[start]

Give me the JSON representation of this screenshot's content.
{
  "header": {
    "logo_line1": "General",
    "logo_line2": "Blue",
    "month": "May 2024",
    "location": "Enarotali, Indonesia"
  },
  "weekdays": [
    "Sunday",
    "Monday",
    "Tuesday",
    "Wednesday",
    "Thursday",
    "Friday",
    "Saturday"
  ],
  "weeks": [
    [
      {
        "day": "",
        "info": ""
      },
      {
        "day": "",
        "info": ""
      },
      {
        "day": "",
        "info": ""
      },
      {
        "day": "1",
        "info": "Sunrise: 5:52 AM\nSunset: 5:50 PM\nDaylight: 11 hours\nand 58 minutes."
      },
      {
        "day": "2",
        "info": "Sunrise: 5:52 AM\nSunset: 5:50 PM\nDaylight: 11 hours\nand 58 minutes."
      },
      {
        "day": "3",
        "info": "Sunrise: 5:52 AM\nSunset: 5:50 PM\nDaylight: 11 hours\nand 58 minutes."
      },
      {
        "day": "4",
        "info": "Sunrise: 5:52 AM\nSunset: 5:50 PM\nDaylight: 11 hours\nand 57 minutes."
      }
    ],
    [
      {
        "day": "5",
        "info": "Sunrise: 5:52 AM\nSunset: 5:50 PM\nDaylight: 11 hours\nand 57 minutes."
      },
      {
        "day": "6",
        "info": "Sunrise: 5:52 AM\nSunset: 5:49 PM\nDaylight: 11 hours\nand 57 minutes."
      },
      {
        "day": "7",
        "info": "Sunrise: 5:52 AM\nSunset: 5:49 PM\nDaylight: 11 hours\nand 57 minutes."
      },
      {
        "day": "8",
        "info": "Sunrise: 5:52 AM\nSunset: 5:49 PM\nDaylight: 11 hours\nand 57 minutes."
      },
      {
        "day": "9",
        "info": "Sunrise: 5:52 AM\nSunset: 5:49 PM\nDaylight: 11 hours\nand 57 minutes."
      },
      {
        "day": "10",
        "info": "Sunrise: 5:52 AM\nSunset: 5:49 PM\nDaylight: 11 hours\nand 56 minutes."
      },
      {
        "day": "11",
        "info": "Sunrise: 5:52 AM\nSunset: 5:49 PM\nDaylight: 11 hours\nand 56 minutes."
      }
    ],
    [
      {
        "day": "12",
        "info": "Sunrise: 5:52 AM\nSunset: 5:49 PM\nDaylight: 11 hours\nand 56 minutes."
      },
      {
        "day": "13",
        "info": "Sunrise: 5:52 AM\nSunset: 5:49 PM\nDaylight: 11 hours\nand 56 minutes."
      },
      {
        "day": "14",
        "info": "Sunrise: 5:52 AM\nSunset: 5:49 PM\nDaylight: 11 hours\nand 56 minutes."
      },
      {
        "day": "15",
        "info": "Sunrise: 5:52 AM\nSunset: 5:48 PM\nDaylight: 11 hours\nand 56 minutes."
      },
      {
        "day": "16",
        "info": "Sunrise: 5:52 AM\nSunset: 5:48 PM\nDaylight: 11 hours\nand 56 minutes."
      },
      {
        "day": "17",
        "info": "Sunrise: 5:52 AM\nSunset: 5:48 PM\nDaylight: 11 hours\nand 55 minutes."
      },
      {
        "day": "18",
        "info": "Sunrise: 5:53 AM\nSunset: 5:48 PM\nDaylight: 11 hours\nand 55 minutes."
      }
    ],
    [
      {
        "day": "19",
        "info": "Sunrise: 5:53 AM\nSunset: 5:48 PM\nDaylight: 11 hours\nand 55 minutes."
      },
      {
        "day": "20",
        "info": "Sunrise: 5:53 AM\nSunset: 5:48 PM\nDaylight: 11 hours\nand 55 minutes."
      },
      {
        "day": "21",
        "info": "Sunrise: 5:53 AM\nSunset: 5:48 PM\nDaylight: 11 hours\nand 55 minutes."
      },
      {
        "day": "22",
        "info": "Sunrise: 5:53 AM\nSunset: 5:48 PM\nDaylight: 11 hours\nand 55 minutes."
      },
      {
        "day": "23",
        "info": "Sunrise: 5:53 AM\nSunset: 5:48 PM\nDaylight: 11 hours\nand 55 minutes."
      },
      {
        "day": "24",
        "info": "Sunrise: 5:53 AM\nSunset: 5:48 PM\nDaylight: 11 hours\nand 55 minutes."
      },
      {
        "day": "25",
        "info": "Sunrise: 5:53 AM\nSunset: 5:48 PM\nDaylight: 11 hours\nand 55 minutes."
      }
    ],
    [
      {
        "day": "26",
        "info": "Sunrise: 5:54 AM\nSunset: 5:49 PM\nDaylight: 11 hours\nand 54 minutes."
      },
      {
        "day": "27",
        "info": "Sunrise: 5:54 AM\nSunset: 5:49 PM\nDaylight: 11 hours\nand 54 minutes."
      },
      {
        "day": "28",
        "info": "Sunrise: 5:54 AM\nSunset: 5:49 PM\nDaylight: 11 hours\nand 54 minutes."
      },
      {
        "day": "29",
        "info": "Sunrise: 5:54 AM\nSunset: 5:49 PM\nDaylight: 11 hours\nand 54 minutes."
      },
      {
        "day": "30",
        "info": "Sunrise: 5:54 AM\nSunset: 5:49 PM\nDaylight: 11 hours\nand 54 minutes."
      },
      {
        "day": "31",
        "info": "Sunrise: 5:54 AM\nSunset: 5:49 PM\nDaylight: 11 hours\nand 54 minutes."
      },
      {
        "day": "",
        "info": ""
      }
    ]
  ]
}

[end]

YOUR GOAL:
Write out the full listing exactly as given.

RESULT FOR THIS EXERCISE:
Give me the JSON representation of this screenshot's content.
{
  "header": {
    "logo_line1": "General",
    "logo_line2": "Blue",
    "month": "May 2024",
    "location": "Enarotali, Indonesia"
  },
  "weekdays": [
    "Sunday",
    "Monday",
    "Tuesday",
    "Wednesday",
    "Thursday",
    "Friday",
    "Saturday"
  ],
  "weeks": [
    [
      {
        "day": "",
        "info": ""
      },
      {
        "day": "",
        "info": ""
      },
      {
        "day": "",
        "info": ""
      },
      {
        "day": "1",
        "info": "Sunrise: 5:52 AM\nSunset: 5:50 PM\nDaylight: 11 hours\nand 58 minutes."
      },
      {
        "day": "2",
        "info": "Sunrise: 5:52 AM\nSunset: 5:50 PM\nDaylight: 11 hours\nand 58 minutes."
      },
      {
        "day": "3",
        "info": "Sunrise: 5:52 AM\nSunset: 5:50 PM\nDaylight: 11 hours\nand 58 minutes."
      },
      {
        "day": "4",
        "info": "Sunrise: 5:52 AM\nSunset: 5:50 PM\nDaylight: 11 hours\nand 57 minutes."
      }
    ],
    [
      {
        "day": "5",
        "info": "Sunrise: 5:52 AM\nSunset: 5:50 PM\nDaylight: 11 hours\nand 57 minutes."
      },
      {
        "day": "6",
        "info": "Sunrise: 5:52 AM\nSunset: 5:49 PM\nDaylight: 11 hours\nand 57 minutes."
      },
      {
        "day": "7",
        "info": "Sunrise: 5:52 AM\nSunset: 5:49 PM\nDaylight: 11 hours\nand 57 minutes."
      },
      {
        "day": "8",
        "info": "Sunrise: 5:52 AM\nSunset: 5:49 PM\nDaylight: 11 hours\nand 57 minutes."
      },
      {
        "day": "9",
        "info": "Sunrise: 5:52 AM\nSunset: 5:49 PM\nDaylight: 11 hours\nand 57 minutes."
      },
      {
        "day": "10",
        "info": "Sunrise: 5:52 AM\nSunset: 5:49 PM\nDaylight: 11 hours\nand 56 minutes."
      },
      {
        "day": "11",
        "info": "Sunrise: 5:52 AM\nSunset: 5:49 PM\nDaylight: 11 hours\nand 56 minutes."
      }
    ],
    [
      {
        "day": "12",
        "info": "Sunrise: 5:52 AM\nSunset: 5:49 PM\nDaylight: 11 hours\nand 56 minutes."
      },
      {
        "day": "13",
        "info": "Sunrise: 5:52 AM\nSunset: 5:49 PM\nDaylight: 11 hours\nand 56 minutes."
      },
      {
        "day": "14",
        "info": "Sunrise: 5:52 AM\nSunset: 5:49 PM\nDaylight: 11 hours\nand 56 minutes."
      },
      {
        "day": "15",
        "info": "Sunrise: 5:52 AM\nSunset: 5:48 PM\nDaylight: 11 hours\nand 56 minutes."
      },
      {
        "day": "16",
        "info": "Sunrise: 5:52 AM\nSunset: 5:48 PM\nDaylight: 11 hours\nand 56 minutes."
      },
      {
        "day": "17",
        "info": "Sunrise: 5:52 AM\nSunset: 5:48 PM\nDaylight: 11 hours\nand 55 minutes."
      },
      {
        "day": "18",
        "info": "Sunrise: 5:53 AM\nSunset: 5:48 PM\nDaylight: 11 hours\nand 55 minutes."
      }
    ],
    [
      {
        "day": "19",
        "info": "Sunrise: 5:53 AM\nSunset: 5:48 PM\nDaylight: 11 hours\nand 55 minutes."
      },
      {
        "day": "20",
        "info": "Sunrise: 5:53 AM\nSunset: 5:48 PM\nDaylight: 11 hours\nand 55 minutes."
      },
      {
        "day": "21",
        "info": "Sunrise: 5:53 AM\nSunset: 5:48 PM\nDaylight: 11 hours\nand 55 minutes."
      },
      {
        "day": "22",
        "info": "Sunrise: 5:53 AM\nSunset: 5:48 PM\nDaylight: 11 hours\nand 55 minutes."
      },
      {
        "day": "23",
        "info": "Sunrise: 5:53 AM\nSunset: 5:48 PM\nDaylight: 11 hours\nand 55 minutes."
      },
      {
        "day": "24",
        "info": "Sunrise: 5:53 AM\nSunset: 5:48 PM\nDaylight: 11 hours\nand 55 minutes."
      },
      {
        "day": "25",
        "info": "Sunrise: 5:53 AM\nSunset: 5:48 PM\nDaylight: 11 hours\nand 55 minutes."
      }
    ],
    [
      {
        "day": "26",
        "info": "Sunrise: 5:54 AM\nSunset: 5:49 PM\nDaylight: 11 hours\nand 54 minutes."
      },
      {
        "day": "27",
        "info": "Sunrise: 5:54 AM\nSunset: 5:49 PM\nDaylight: 11 hours\nand 54 minutes."
      },
      {
        "day": "28",
        "info": "Sunrise: 5:54 AM\nSunset: 5:49 PM\nDaylight: 11 hours\nand 54 minutes."
      },
      {
        "day": "29",
        "info": "Sunrise: 5:54 AM\nSunset: 5:49 PM\nDaylight: 11 hours\nand 54 minutes."
      },
      {
        "day": "30",
        "info": "Sunrise: 5:54 AM\nSunset: 5:49 PM\nDaylight: 11 hours\nand 54 minutes."
      },
      {
        "day": "31",
        "info": "Sunrise: 5:54 AM\nSunset: 5:49 PM\nDaylight: 11 hours\nand 54 minutes."
      },
      {
        "day": "",
        "info": ""
      }
    ]
  ]
}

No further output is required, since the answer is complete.